Only the number is wanted: how many lines of these entries contain the word "такой"?

━━━

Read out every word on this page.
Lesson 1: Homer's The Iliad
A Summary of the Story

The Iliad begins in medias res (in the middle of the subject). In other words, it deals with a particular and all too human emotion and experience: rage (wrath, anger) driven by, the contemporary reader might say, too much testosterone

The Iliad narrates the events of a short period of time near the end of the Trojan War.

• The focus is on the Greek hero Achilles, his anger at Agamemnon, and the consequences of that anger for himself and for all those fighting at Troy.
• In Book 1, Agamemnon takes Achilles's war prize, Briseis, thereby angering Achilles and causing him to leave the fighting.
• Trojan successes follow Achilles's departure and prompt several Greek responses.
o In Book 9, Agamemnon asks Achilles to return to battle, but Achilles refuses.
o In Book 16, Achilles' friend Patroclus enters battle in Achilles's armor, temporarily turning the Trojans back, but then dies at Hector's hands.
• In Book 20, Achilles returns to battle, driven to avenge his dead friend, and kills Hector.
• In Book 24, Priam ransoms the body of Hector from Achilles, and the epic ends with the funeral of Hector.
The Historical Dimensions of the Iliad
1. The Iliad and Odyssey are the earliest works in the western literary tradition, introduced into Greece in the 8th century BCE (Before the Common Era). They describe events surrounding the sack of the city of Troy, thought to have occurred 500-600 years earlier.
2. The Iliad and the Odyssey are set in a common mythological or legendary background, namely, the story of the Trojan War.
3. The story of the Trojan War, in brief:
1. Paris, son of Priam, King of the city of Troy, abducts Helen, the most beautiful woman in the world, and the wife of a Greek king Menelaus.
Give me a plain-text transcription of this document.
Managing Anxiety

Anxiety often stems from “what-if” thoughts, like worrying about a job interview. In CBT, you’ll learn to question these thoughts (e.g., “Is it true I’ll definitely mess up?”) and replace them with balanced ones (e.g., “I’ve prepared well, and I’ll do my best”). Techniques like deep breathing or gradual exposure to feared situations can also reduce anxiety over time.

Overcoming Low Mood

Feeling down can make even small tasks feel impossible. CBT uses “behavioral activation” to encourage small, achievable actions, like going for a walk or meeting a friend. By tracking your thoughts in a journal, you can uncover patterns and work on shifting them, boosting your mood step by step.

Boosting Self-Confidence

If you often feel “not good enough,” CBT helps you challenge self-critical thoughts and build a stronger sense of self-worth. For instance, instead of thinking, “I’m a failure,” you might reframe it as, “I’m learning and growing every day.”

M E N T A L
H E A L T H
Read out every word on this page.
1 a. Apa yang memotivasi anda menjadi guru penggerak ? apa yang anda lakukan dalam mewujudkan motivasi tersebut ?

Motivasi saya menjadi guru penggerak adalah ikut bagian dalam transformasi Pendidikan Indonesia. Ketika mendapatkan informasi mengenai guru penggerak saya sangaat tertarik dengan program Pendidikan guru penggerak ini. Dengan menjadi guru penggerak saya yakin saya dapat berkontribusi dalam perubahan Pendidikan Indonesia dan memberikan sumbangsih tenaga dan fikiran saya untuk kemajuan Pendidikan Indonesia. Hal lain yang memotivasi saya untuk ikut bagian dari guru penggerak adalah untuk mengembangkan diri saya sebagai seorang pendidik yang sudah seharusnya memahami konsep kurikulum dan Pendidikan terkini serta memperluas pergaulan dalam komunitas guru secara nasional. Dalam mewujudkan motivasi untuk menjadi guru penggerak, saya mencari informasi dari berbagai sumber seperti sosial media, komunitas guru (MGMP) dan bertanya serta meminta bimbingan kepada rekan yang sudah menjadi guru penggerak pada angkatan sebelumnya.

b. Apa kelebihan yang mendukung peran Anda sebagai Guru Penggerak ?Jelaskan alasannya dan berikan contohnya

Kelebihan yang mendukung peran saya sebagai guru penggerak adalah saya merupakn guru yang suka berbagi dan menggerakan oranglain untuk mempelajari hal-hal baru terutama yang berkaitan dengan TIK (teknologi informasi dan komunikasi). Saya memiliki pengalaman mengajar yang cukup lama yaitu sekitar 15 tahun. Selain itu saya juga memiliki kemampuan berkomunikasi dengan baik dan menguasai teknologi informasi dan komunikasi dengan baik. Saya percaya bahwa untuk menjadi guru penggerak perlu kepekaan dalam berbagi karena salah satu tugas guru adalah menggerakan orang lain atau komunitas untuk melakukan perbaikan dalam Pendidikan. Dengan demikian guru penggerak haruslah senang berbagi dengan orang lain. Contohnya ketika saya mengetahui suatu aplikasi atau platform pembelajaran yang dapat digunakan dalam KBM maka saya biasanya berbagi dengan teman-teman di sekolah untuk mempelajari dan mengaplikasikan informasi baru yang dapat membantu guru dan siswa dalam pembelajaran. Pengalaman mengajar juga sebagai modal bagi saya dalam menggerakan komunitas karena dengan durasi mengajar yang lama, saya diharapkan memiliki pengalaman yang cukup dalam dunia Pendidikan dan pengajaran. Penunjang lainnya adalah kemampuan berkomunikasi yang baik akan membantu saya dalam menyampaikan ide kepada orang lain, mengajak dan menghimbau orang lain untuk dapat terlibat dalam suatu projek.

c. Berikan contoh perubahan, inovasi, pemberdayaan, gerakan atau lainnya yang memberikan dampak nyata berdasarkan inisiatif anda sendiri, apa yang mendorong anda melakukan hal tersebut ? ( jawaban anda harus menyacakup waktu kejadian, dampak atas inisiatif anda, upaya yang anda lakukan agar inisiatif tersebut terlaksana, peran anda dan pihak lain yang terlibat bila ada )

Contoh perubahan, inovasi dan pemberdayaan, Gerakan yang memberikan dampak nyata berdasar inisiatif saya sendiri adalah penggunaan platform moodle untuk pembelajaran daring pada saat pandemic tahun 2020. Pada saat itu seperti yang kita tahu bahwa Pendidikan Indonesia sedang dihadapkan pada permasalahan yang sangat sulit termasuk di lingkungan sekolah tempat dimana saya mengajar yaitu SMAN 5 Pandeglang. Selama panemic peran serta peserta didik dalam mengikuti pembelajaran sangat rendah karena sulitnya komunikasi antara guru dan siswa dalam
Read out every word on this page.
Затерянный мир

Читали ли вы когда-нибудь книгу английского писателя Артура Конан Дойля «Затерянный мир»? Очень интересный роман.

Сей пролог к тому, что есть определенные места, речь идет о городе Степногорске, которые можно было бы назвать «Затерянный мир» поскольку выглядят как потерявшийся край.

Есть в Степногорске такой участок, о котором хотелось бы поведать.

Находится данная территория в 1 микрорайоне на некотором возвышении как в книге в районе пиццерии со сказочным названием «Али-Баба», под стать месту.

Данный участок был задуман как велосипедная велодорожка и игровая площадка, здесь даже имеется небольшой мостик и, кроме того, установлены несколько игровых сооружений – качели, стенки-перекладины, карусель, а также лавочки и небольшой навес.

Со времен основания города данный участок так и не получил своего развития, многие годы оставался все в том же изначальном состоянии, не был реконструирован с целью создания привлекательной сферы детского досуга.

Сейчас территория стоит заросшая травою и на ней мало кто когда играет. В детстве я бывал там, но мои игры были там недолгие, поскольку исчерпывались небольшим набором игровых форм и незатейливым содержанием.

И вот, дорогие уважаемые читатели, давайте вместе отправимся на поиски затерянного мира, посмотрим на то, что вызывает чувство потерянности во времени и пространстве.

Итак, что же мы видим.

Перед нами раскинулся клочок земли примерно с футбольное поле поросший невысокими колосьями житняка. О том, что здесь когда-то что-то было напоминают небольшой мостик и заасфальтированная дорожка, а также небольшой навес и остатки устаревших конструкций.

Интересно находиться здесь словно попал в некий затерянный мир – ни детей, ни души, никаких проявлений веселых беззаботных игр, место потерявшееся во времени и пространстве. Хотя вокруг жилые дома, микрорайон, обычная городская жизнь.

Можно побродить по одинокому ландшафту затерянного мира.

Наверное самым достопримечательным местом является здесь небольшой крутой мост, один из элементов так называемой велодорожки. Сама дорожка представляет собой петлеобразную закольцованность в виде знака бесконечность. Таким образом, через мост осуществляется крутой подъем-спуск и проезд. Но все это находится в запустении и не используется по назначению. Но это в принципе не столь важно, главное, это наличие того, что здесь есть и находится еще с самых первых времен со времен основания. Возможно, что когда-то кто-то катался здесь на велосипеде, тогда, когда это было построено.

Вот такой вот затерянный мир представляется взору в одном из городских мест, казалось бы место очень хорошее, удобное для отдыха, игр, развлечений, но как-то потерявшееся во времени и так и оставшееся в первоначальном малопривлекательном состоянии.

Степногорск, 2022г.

━━━

*Written solution*:
2